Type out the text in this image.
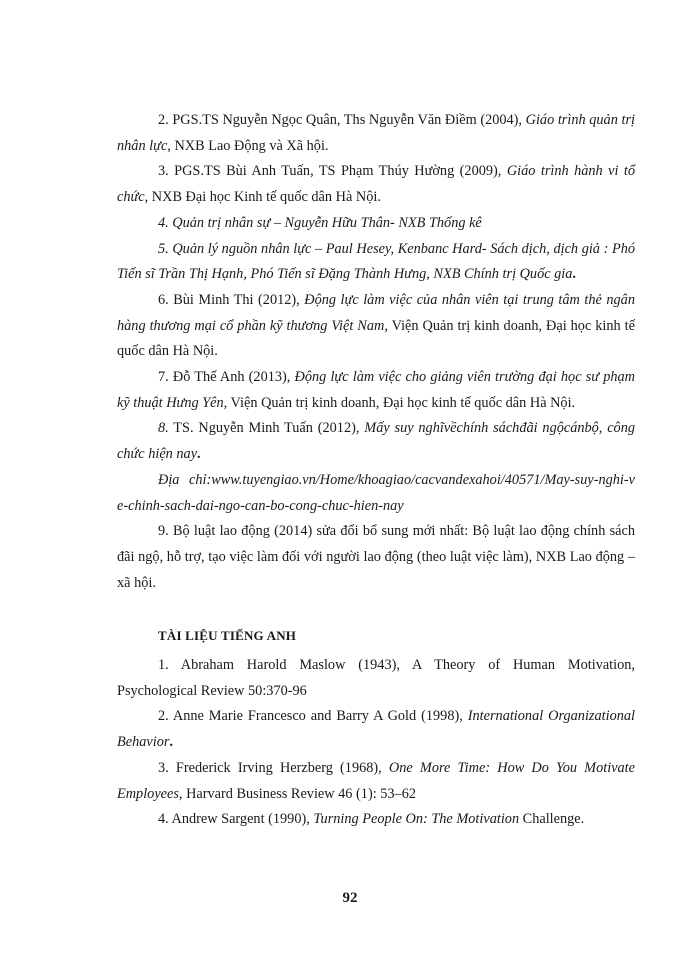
2. PGS.TS Nguyễn Ngọc Quân, Ths Nguyễn Văn Điềm (2004), Giáo trình quản trị nhân lực, NXB Lao Động và Xã hội.

3. PGS.TS Bùi Anh Tuấn, TS Phạm Thúy Hường (2009), Giáo trình hành vi tổ chức, NXB Đại học Kinh tế quốc dân Hà Nội.

4. Quản trị nhân sự – Nguyễn Hữu Thân- NXB Thống kê

5. Quản lý nguồn nhân lực – Paul Hesey, Kenbanc Hard- Sách dịch, dịch giả : Phó Tiến sĩ Trần Thị Hạnh, Phó Tiến sĩ Đặng Thành Hưng, NXB Chính trị Quốc gia.

6. Bùi Minh Thi (2012), Động lực làm việc của nhân viên tại trung tâm thẻ ngân hàng thương mại cổ phần kỹ thương Việt Nam, Viện Quản trị kinh doanh, Đại học kinh tế quốc dân Hà Nội.

7. Đỗ Thế Anh (2013), Động lực làm việc cho giảng viên trường đại học sư phạm kỹ thuật Hưng Yên, Viện Quản trị kinh doanh, Đại học kinh tế quốc dân Hà Nội.

8. TS. Nguyễn Minh Tuấn (2012), Mấy suy nghĩvềchính sáchđãi ngộcánbộ, công chức hiện nay.

Địa chỉ:www.tuyengiao.vn/Home/khoagiao/cacvandexahoi/40571/May-suy-nghi-ve-chinh-sach-dai-ngo-can-bo-cong-chuc-hien-nay

9. Bộ luật lao động (2014) sửa đổi bổ sung mới nhất: Bộ luật lao động chính sách đãi ngộ, hỗ trợ, tạo việc làm đối với người lao động (theo luật việc làm), NXB Lao động – xã hội.

TÀI LIỆU TIẾNG ANH

1. Abraham Harold Maslow (1943), A Theory of Human Motivation, Psychological Review 50:370-96

2. Anne Marie Francesco and Barry A Gold (1998), International Organizational Behavior.

3. Frederick Irving Herzberg (1968), One More Time: How Do You Motivate Employees, Harvard Business Review 46 (1): 53–62

4. Andrew Sargent (1990), Turning People On: The Motivation Challenge.

92
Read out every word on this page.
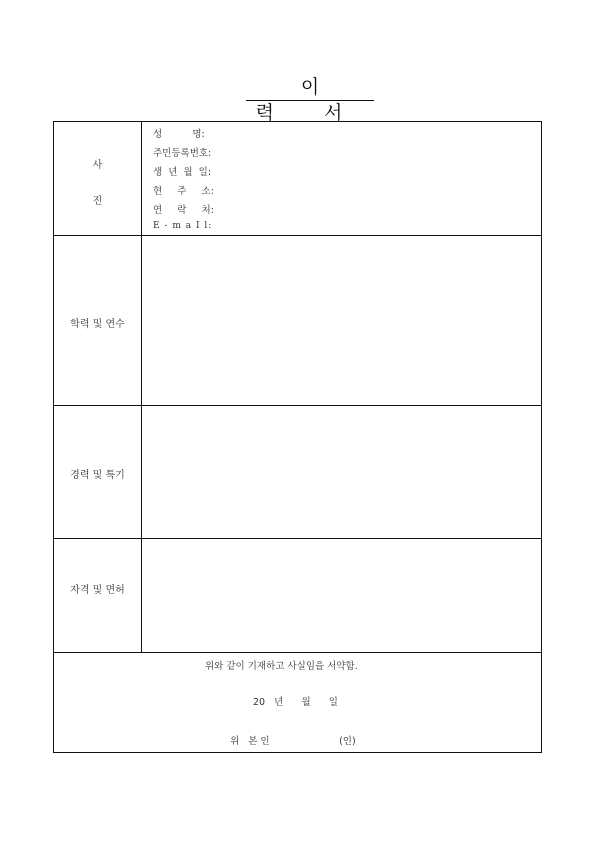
이 력 서
사
진
성          명:
주민등록번호:
생  년  월  일:
현     주     소:
연     락     처:
E - m a I l:
학력 및 연수
경력 및 특기
자격 및 면허
위와 같이 기재하고 사실임을 서약함.
20   년      월      일
위   본 인                       (인)
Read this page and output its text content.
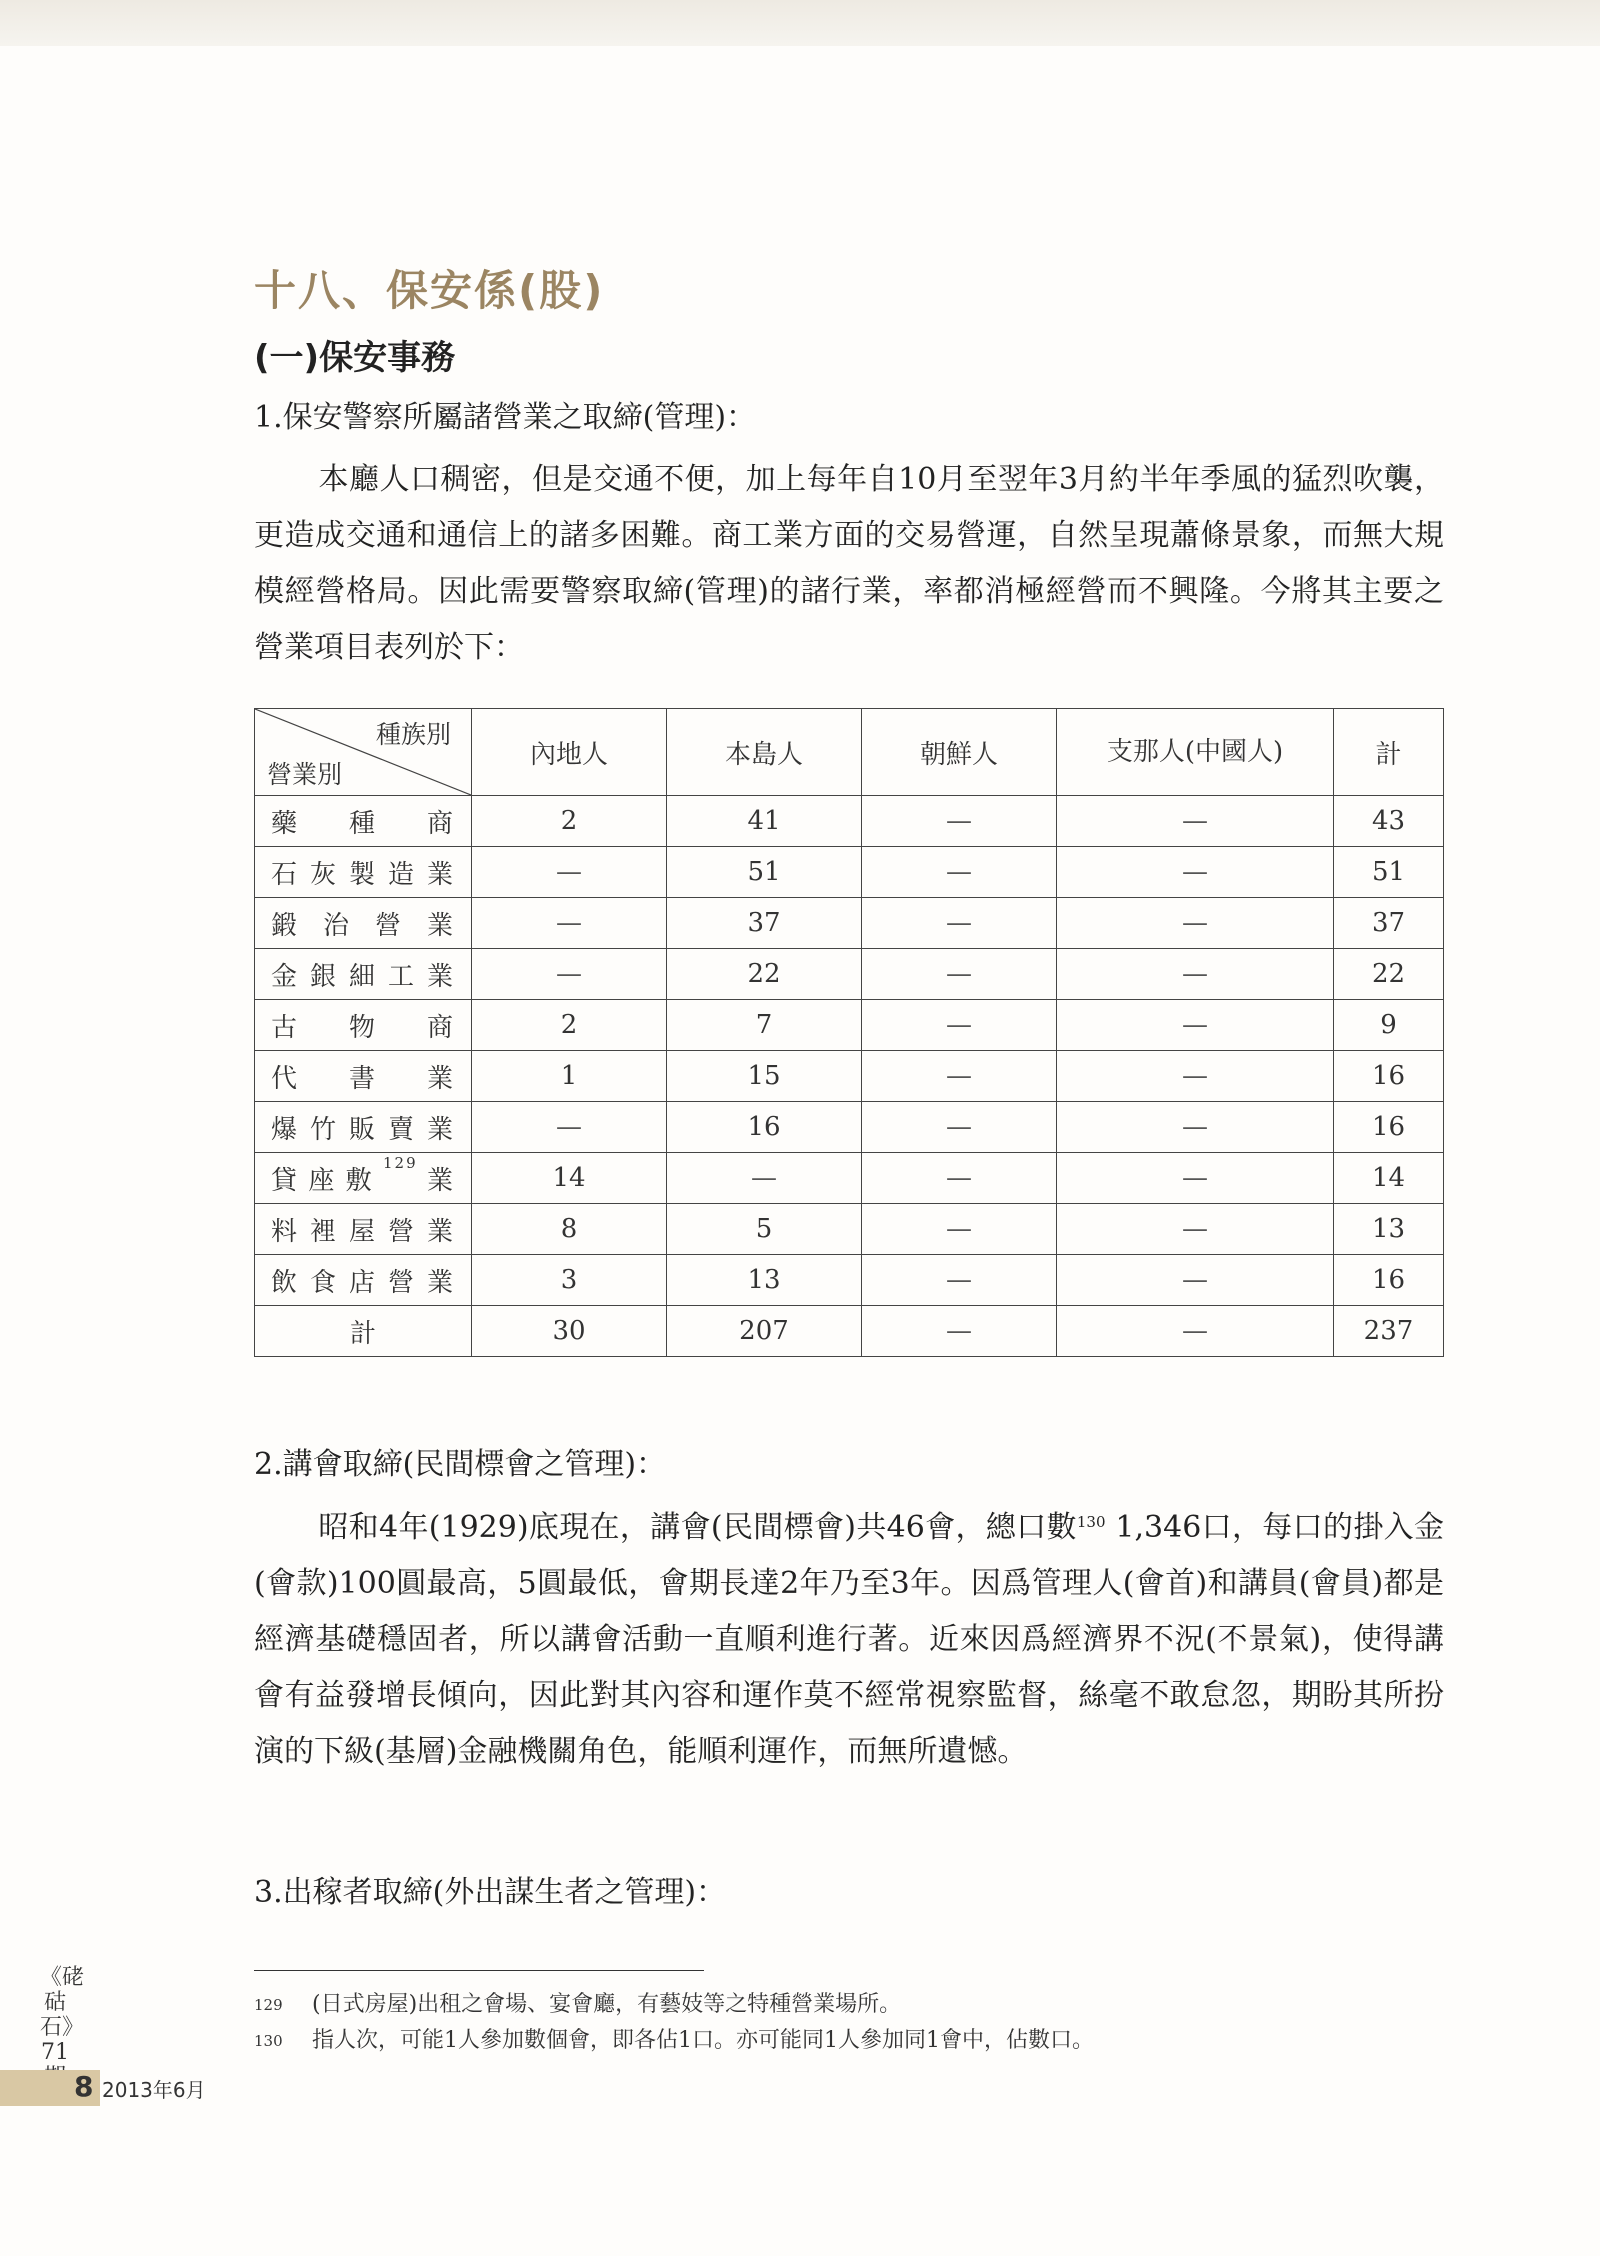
十八、保安係(股)
(一)保安事務
1.保安警察所屬諸營業之取締(管理)：
本廳人口稠密，但是交通不便，加上每年自10月至翌年3月約半年季風的猛烈吹襲，更造成交通和通信上的諸多困難。商工業方面的交易營運，自然呈現蕭條景象，而無大規模經營格局。因此需要警察取締(管理)的諸行業，率都消極經營而不興隆。今將其主要之營業項目表列於下：
種族別
營業別	內地人	本島人	朝鮮人	支那人(中國人)	計
藥種商	2	41	—	—	43
石灰製造業	—	51	—	—	51
鍛治營業	—	37	—	—	37
金銀細工業	—	22	—	—	22
古物商	2	7	—	—	9
代書業	1	15	—	—	16
爆竹販賣業	—	16	—	—	16
貸座敷$^{129}$業	14	—	—	—	14
料裡屋營業	8	5	—	—	13
飲食店營業	3	13	—	—	16
計	30	207	—	—	237
2.講會取締(民間標會之管理)：
昭和4年(1929)底現在，講會(民間標會)共46會，總口數$^{130}$ 1,346口，每口的掛入金(會款)100圓最高，5圓最低，會期長達2年乃至3年。因爲管理人(會首)和講員(會員)都是經濟基礎穩固者，所以講會活動一直順利進行著。近來因爲經濟界不況(不景氣)，使得講會有益發增長傾向，因此對其內容和運作莫不經常視察監督，絲毫不敢怠忽，期盼其所扮演的下級(基層)金融機關角色，能順利運作，而無所遺憾。
3.出稼者取締(外出謀生者之管理)：
129 (日式房屋)出租之會場、宴會廳，有藝妓等之特種營業場所。
130 指人次，可能1人參加數個會，即各佔1口。亦可能同1人參加同1會中，佔數口。
《硓𥑮石》
71
8 2013年6月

WORK REQUIRED:
Give the entries again word for word, but skip the pictures.

RESPONSE:
Type out the text in this image.
2. PGS.TS Nguyễn Ngọc Quân, Ths Nguyễn Văn Điềm (2004), Giáo trình quản trị nhân lực, NXB Lao Động và Xã hội.

3. PGS.TS Bùi Anh Tuấn, TS Phạm Thúy Hường (2009), Giáo trình hành vi tổ chức, NXB Đại học Kinh tế quốc dân Hà Nội.

4. Quản trị nhân sự – Nguyễn Hữu Thân- NXB Thống kê

5. Quản lý nguồn nhân lực – Paul Hesey, Kenbanc Hard- Sách dịch, dịch giả : Phó Tiến sĩ Trần Thị Hạnh, Phó Tiến sĩ Đặng Thành Hưng, NXB Chính trị Quốc gia.

6. Bùi Minh Thi (2012), Động lực làm việc của nhân viên tại trung tâm thẻ ngân hàng thương mại cổ phần kỹ thương Việt Nam, Viện Quản trị kinh doanh, Đại học kinh tế quốc dân Hà Nội.

7. Đỗ Thế Anh (2013), Động lực làm việc cho giảng viên trường đại học sư phạm kỹ thuật Hưng Yên, Viện Quản trị kinh doanh, Đại học kinh tế quốc dân Hà Nội.

8. TS. Nguyễn Minh Tuấn (2012), Mấy suy nghĩvềchính sáchđãi ngộcánbộ, công chức hiện nay.

Địa chỉ:www.tuyengiao.vn/Home/khoagiao/cacvandexahoi/40571/May-suy-nghi-ve-chinh-sach-dai-ngo-can-bo-cong-chuc-hien-nay

9. Bộ luật lao động (2014) sửa đổi bổ sung mới nhất: Bộ luật lao động chính sách đãi ngộ, hỗ trợ, tạo việc làm đối với người lao động (theo luật việc làm), NXB Lao động – xã hội.

TÀI LIỆU TIẾNG ANH

1. Abraham Harold Maslow (1943), A Theory of Human Motivation, Psychological Review 50:370-96

2. Anne Marie Francesco and Barry A Gold (1998), International Organizational Behavior.

3. Frederick Irving Herzberg (1968), One More Time: How Do You Motivate Employees, Harvard Business Review 46 (1): 53–62

4. Andrew Sargent (1990), Turning People On: The Motivation Challenge.

92
Read out every word on this page.
이 력 서
사
진
성          명:
주민등록번호:
생  년  월  일:
현     주     소:
연     락     처:
E - m a I l:
학력 및 연수
경력 및 특기
자격 및 면허
위와 같이 기재하고 사실임을 서약함.
20   년      월      일
위   본 인                       (인)
Read this page and output its text content.
十八、保安係(股)
(一)保安事務
1.保安警察所屬諸營業之取締(管理)：
本廳人口稠密，但是交通不便，加上每年自10月至翌年3月約半年季風的猛烈吹襲，更造成交通和通信上的諸多困難。商工業方面的交易營運，自然呈現蕭條景象，而無大規模經營格局。因此需要警察取締(管理)的諸行業，率都消極經營而不興隆。今將其主要之營業項目表列於下：
種族別
營業別	內地人	本島人	朝鮮人	支那人(中國人)	計
藥種商	2	41	—	—	43
石灰製造業	—	51	—	—	51
鍛治營業	—	37	—	—	37
金銀細工業	—	22	—	—	22
古物商	2	7	—	—	9
代書業	1	15	—	—	16
爆竹販賣業	—	16	—	—	16
貸座敷$^{129}$業	14	—	—	—	14
料裡屋營業	8	5	—	—	13
飲食店營業	3	13	—	—	16
計	30	207	—	—	237
2.講會取締(民間標會之管理)：
昭和4年(1929)底現在，講會(民間標會)共46會，總口數$^{130}$ 1,346口，每口的掛入金(會款)100圓最高，5圓最低，會期長達2年乃至3年。因爲管理人(會首)和講員(會員)都是經濟基礎穩固者，所以講會活動一直順利進行著。近來因爲經濟界不況(不景氣)，使得講會有益發增長傾向，因此對其內容和運作莫不經常視察監督，絲毫不敢怠忽，期盼其所扮演的下級(基層)金融機關角色，能順利運作，而無所遺憾。
3.出稼者取締(外出謀生者之管理)：
129 (日式房屋)出租之會場、宴會廳，有藝妓等之特種營業場所。
130 指人次，可能1人參加數個會，即各佔1口。亦可能同1人參加同1會中，佔數口。
《硓𥑮石》
71
8 2013年6月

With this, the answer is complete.